(Data entries for graphics)
-- START --
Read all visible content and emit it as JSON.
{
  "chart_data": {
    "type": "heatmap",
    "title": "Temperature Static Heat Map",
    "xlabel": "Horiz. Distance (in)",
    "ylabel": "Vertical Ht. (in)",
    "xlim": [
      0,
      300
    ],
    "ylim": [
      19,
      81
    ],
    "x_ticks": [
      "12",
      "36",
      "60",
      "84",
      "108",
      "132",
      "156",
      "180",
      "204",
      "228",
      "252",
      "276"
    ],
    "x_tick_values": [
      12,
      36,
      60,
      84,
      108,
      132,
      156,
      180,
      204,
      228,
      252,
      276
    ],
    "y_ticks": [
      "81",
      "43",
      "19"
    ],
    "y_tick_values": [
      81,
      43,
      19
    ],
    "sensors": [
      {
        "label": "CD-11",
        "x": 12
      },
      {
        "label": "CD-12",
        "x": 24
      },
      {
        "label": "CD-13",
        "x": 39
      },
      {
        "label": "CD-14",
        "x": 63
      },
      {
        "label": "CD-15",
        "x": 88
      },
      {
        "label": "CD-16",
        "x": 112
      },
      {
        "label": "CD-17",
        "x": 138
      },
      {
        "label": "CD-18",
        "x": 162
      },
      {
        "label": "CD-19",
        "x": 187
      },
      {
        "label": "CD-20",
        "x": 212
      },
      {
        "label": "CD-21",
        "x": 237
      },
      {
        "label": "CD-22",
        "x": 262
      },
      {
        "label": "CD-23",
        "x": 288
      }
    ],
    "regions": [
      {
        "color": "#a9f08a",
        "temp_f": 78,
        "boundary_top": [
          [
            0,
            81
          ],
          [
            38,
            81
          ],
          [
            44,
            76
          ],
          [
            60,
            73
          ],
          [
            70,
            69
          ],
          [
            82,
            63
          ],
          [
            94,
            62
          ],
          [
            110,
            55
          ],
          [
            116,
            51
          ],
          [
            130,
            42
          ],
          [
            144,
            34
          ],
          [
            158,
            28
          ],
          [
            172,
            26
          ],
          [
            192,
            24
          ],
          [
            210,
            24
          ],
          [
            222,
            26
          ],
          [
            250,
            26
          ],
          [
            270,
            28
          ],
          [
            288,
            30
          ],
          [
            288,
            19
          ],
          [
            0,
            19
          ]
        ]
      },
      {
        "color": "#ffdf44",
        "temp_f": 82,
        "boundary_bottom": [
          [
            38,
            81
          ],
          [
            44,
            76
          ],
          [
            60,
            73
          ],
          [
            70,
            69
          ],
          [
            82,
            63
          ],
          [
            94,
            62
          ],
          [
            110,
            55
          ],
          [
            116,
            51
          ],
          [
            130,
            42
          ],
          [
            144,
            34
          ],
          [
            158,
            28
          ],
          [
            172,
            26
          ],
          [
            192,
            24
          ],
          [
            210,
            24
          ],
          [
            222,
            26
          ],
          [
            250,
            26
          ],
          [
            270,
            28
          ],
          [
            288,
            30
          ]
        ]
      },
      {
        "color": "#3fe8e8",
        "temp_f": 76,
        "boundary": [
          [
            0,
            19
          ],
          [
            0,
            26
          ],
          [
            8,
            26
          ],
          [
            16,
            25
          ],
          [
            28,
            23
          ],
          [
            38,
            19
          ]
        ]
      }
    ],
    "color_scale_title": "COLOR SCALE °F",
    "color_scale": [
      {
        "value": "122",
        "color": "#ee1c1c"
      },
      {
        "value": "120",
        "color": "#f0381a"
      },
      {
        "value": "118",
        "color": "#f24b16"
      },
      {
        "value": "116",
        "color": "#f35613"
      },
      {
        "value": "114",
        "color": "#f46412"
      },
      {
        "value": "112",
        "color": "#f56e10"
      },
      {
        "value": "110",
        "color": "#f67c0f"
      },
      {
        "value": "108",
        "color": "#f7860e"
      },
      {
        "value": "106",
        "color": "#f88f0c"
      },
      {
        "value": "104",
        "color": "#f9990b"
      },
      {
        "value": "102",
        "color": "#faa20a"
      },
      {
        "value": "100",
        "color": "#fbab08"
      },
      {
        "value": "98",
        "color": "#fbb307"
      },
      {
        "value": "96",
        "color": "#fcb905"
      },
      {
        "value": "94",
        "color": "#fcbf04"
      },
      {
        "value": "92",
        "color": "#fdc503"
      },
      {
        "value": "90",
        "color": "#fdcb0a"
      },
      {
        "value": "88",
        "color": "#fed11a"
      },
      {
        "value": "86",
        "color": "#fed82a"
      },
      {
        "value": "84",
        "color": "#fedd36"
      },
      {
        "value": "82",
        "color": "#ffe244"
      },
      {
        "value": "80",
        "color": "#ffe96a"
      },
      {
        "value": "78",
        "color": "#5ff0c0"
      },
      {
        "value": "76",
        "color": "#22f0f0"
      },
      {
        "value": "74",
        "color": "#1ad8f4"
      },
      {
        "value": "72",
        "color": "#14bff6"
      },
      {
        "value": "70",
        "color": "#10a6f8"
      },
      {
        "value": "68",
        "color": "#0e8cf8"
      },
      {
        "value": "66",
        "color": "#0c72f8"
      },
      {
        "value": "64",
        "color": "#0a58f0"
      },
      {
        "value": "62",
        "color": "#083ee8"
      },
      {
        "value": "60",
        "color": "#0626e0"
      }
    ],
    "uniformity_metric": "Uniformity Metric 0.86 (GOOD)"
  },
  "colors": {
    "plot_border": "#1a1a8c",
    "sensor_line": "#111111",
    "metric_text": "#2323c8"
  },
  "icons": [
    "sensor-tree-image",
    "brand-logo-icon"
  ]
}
-- END --
Make an exact copy of all the data.

# Written solution
Read all visible content and emit it as JSON.
{
  "chart_data": {
    "type": "heatmap",
    "title": "Temperature Static Heat Map",
    "xlabel": "Horiz. Distance (in)",
    "ylabel": "Vertical Ht. (in)",
    "xlim": [
      0,
      300
    ],
    "ylim": [
      19,
      81
    ],
    "x_ticks": [
      "12",
      "36",
      "60",
      "84",
      "108",
      "132",
      "156",
      "180",
      "204",
      "228",
      "252",
      "276"
    ],
    "x_tick_values": [
      12,
      36,
      60,
      84,
      108,
      132,
      156,
      180,
      204,
      228,
      252,
      276
    ],
    "y_ticks": [
      "81",
      "43",
      "19"
    ],
    "y_tick_values": [
      81,
      43,
      19
    ],
    "sensors": [
      {
        "label": "CD-11",
        "x": 12
      },
      {
        "label": "CD-12",
        "x": 24
      },
      {
        "label": "CD-13",
        "x": 39
      },
      {
        "label": "CD-14",
        "x": 63
      },
      {
        "label": "CD-15",
        "x": 88
      },
      {
        "label": "CD-16",
        "x": 112
      },
      {
        "label": "CD-17",
        "x": 138
      },
      {
        "label": "CD-18",
        "x": 162
      },
      {
        "label": "CD-19",
        "x": 187
      },
      {
        "label": "CD-20",
        "x": 212
      },
      {
        "label": "CD-21",
        "x": 237
      },
      {
        "label": "CD-22",
        "x": 262
      },
      {
        "label": "CD-23",
        "x": 288
      }
    ],
    "regions": [
      {
        "color": "#a9f08a",
        "temp_f": 78,
        "boundary_top": [
          [
            0,
            81
          ],
          [
            38,
            81
          ],
          [
            44,
            76
          ],
          [
            60,
            73
          ],
          [
            70,
            69
          ],
          [
            82,
            63
          ],
          [
            94,
            62
          ],
          [
            110,
            55
          ],
          [
            116,
            51
          ],
          [
            130,
            42
          ],
          [
            144,
            34
          ],
          [
            158,
            28
          ],
          [
            172,
            26
          ],
          [
            192,
            24
          ],
          [
            210,
            24
          ],
          [
            222,
            26
          ],
          [
            250,
            26
          ],
          [
            270,
            28
          ],
          [
            288,
            30
          ],
          [
            288,
            19
          ],
          [
            0,
            19
          ]
        ]
      },
      {
        "color": "#ffdf44",
        "temp_f": 82,
        "boundary_bottom": [
          [
            38,
            81
          ],
          [
            44,
            76
          ],
          [
            60,
            73
          ],
          [
            70,
            69
          ],
          [
            82,
            63
          ],
          [
            94,
            62
          ],
          [
            110,
            55
          ],
          [
            116,
            51
          ],
          [
            130,
            42
          ],
          [
            144,
            34
          ],
          [
            158,
            28
          ],
          [
            172,
            26
          ],
          [
            192,
            24
          ],
          [
            210,
            24
          ],
          [
            222,
            26
          ],
          [
            250,
            26
          ],
          [
            270,
            28
          ],
          [
            288,
            30
          ]
        ]
      },
      {
        "color": "#3fe8e8",
        "temp_f": 76,
        "boundary": [
          [
            0,
            19
          ],
          [
            0,
            26
          ],
          [
            8,
            26
          ],
          [
            16,
            25
          ],
          [
            28,
            23
          ],
          [
            38,
            19
          ]
        ]
      }
    ],
    "color_scale_title": "COLOR SCALE °F",
    "color_scale": [
      {
        "value": "122",
        "color": "#ee1c1c"
      },
      {
        "value": "120",
        "color": "#f0381a"
      },
      {
        "value": "118",
        "color": "#f24b16"
      },
      {
        "value": "116",
        "color": "#f35613"
      },
      {
        "value": "114",
        "color": "#f46412"
      },
      {
        "value": "112",
        "color": "#f56e10"
      },
      {
        "value": "110",
        "color": "#f67c0f"
      },
      {
        "value": "108",
        "color": "#f7860e"
      },
      {
        "value": "106",
        "color": "#f88f0c"
      },
      {
        "value": "104",
        "color": "#f9990b"
      },
      {
        "value": "102",
        "color": "#faa20a"
      },
      {
        "value": "100",
        "color": "#fbab08"
      },
      {
        "value": "98",
        "color": "#fbb307"
      },
      {
        "value": "96",
        "color": "#fcb905"
      },
      {
        "value": "94",
        "color": "#fcbf04"
      },
      {
        "value": "92",
        "color": "#fdc503"
      },
      {
        "value": "90",
        "color": "#fdcb0a"
      },
      {
        "value": "88",
        "color": "#fed11a"
      },
      {
        "value": "86",
        "color": "#fed82a"
      },
      {
        "value": "84",
        "color": "#fedd36"
      },
      {
        "value": "82",
        "color": "#ffe244"
      },
      {
        "value": "80",
        "color": "#ffe96a"
      },
      {
        "value": "78",
        "color": "#5ff0c0"
      },
      {
        "value": "76",
        "color": "#22f0f0"
      },
      {
        "value": "74",
        "color": "#1ad8f4"
      },
      {
        "value": "72",
        "color": "#14bff6"
      },
      {
        "value": "70",
        "color": "#10a6f8"
      },
      {
        "value": "68",
        "color": "#0e8cf8"
      },
      {
        "value": "66",
        "color": "#0c72f8"
      },
      {
        "value": "64",
        "color": "#0a58f0"
      },
      {
        "value": "62",
        "color": "#083ee8"
      },
      {
        "value": "60",
        "color": "#0626e0"
      }
    ],
    "uniformity_metric": "Uniformity Metric 0.86 (GOOD)"
  },
  "colors": {
    "plot_border": "#1a1a8c",
    "sensor_line": "#111111",
    "metric_text": "#2323c8"
  },
  "icons": [
    "sensor-tree-image",
    "brand-logo-icon"
  ]
}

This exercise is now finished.